▶ _Your objective_
Write out the part of the forum thread below about shipping cars, starting at "It's still moored" and ending at "Liberty is for me?", keeping every word unchanged.

▶ _Excerpt to read_
==============================
It left Port NEAT and went to Port Newark.


----------



## JSpira (Oct 21, 2002)

NetMan said:


> The Patriot has left NY


It's still moored in the Port of NY last I looked.


----------



## JSpira (Oct 21, 2002)

Mr.F1 Fan said:


> Jonathan, I will be watching your car closely since it is a ED car. I am hopeful it will move through quickly. Any chance you can check and see where the Liberty is for me?
> 
> Once again, congratulation to everyone with a car on board. It hopefully won't be long now!
> 
> -F1


Danke and I found it


----------



## jcatral14 (Aug 4, 2003)

When did you drop off J?


----------



## JSpira (Oct 21, 2002)

On 30.10.


----------



## jcatral14 (Aug 4, 2003)

JSpira said:


> On 30.10.


Holy cow!!! You're on pace to break your record :yikes:


----------



## JSpira (Oct 21, 2002)

No Kaynahorah please.


----------



## jcatral14 (Aug 4, 2003)

JSpira said:


> No Kaynahorah please.


Huh? :dunno:

Btw I'm thinking of emailing you a topic that maybe you can touch on in your newsletter. I'll send it one of these days.

Happy Turkey Day


----------
==============================
▶ _Provided information_
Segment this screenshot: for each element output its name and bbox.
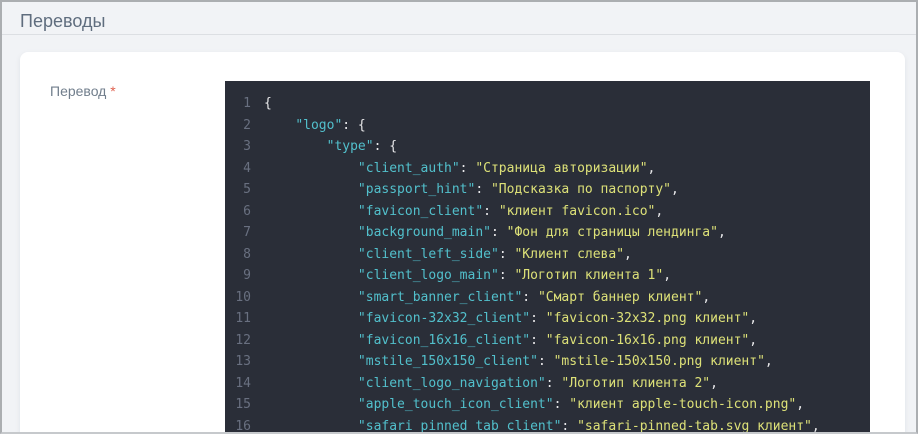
code-text: "mstile_150x150_client": "mstile-150x150…	[251, 351, 773, 373]
code-text: "smart_banner_client": "Смарт баннер кли…	[251, 287, 710, 309]
line-number: 10	[225, 287, 251, 309]
code-text: "favicon_client": "клиент favicon.ico",	[251, 201, 663, 223]
editor-line[interactable]: 4 "client_auth": "Страница авторизации",	[225, 158, 870, 180]
editor-line[interactable]: 11 "favicon-32x32_client": "favicon-32x3…	[225, 308, 870, 330]
field-label-column: Перевод *	[50, 81, 225, 101]
field-label: Перевод *	[50, 83, 116, 99]
page: Переводы Перевод * 1{2 "logo": {3 "type"…	[0, 0, 918, 434]
editor-line[interactable]: 14 "client_logo_navigation": "Логотип кл…	[225, 373, 870, 395]
line-number: 3	[225, 136, 251, 158]
line-number: 4	[225, 158, 251, 180]
code-text: "favicon-32x32_client": "favicon-32x32.p…	[251, 308, 757, 330]
form-card: Перевод * 1{2 "logo": {3 "type": {4 "cli…	[20, 52, 905, 434]
editor-lines: 1{2 "logo": {3 "type": {4 "client_auth":…	[225, 93, 870, 434]
line-number: 12	[225, 330, 251, 352]
field-label-text: Перевод	[50, 83, 106, 99]
line-number: 7	[225, 222, 251, 244]
line-number: 8	[225, 244, 251, 266]
line-number: 11	[225, 308, 251, 330]
editor-line[interactable]: 10 "smart_banner_client": "Смарт баннер …	[225, 287, 870, 309]
editor-line[interactable]: 1{	[225, 93, 870, 115]
code-text: "client_logo_main": "Логотип клиента 1",	[251, 265, 671, 287]
code-text: {	[251, 93, 272, 115]
page-header: Переводы	[2, 2, 916, 35]
editor-line[interactable]: 3 "type": {	[225, 136, 870, 158]
required-asterisk: *	[110, 83, 115, 99]
line-number: 5	[225, 179, 251, 201]
translation-form-row: Перевод * 1{2 "logo": {3 "type": {4 "cli…	[50, 81, 905, 434]
line-number: 16	[225, 416, 251, 434]
line-number: 15	[225, 394, 251, 416]
code-text: "client_auth": "Страница авторизации",	[251, 158, 655, 180]
editor-line[interactable]: 8 "client_left_side": "Клиент слева",	[225, 244, 870, 266]
editor-line[interactable]: 16 "safari_pinned_tab_client": "safari-p…	[225, 416, 870, 434]
editor-line[interactable]: 13 "mstile_150x150_client": "mstile-150x…	[225, 351, 870, 373]
code-text: "client_logo_navigation": "Логотип клиен…	[251, 373, 718, 395]
code-text: "client_left_side": "Клиент слева",	[251, 244, 632, 266]
code-text: "apple_touch_icon_client": "клиент apple…	[251, 394, 804, 416]
editor-line[interactable]: 7 "background_main": "Фон для страницы л…	[225, 222, 870, 244]
line-number: 14	[225, 373, 251, 395]
code-text: "background_main": "Фон для страницы лен…	[251, 222, 726, 244]
page-title: Переводы	[20, 10, 898, 32]
json-code-editor[interactable]: 1{2 "logo": {3 "type": {4 "client_auth":…	[225, 81, 870, 434]
content-area: Перевод * 1{2 "logo": {3 "type": {4 "cli…	[2, 35, 916, 434]
editor-line[interactable]: 9 "client_logo_main": "Логотип клиента 1…	[225, 265, 870, 287]
editor-line[interactable]: 15 "apple_touch_icon_client": "клиент ap…	[225, 394, 870, 416]
code-text: "favicon_16x16_client": "favicon-16x16.p…	[251, 330, 757, 352]
code-text: "type": {	[251, 136, 397, 158]
editor-line[interactable]: 5 "passport_hint": "Подсказка по паспорт…	[225, 179, 870, 201]
editor-line[interactable]: 6 "favicon_client": "клиент favicon.ico"…	[225, 201, 870, 223]
line-number: 2	[225, 115, 251, 137]
line-number: 13	[225, 351, 251, 373]
code-text: "safari_pinned_tab_client": "safari-pinn…	[251, 416, 820, 434]
line-number: 1	[225, 93, 251, 115]
editor-line[interactable]: 2 "logo": {	[225, 115, 870, 137]
line-number: 9	[225, 265, 251, 287]
line-number: 6	[225, 201, 251, 223]
code-text: "passport_hint": "Подсказка по паспорту"…	[251, 179, 679, 201]
editor-line[interactable]: 12 "favicon_16x16_client": "favicon-16x1…	[225, 330, 870, 352]
code-text: "logo": {	[251, 115, 366, 137]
==============================
▶ _Response_
It's still moored in the Port of NY last I looked.


----------



## JSpira (Oct 21, 2002)

Mr.F1 Fan said:


> Jonathan, I will be watching your car closely since it is a ED car. I am hopeful it will move through quickly. Any chance you can check and see where the Liberty is for me?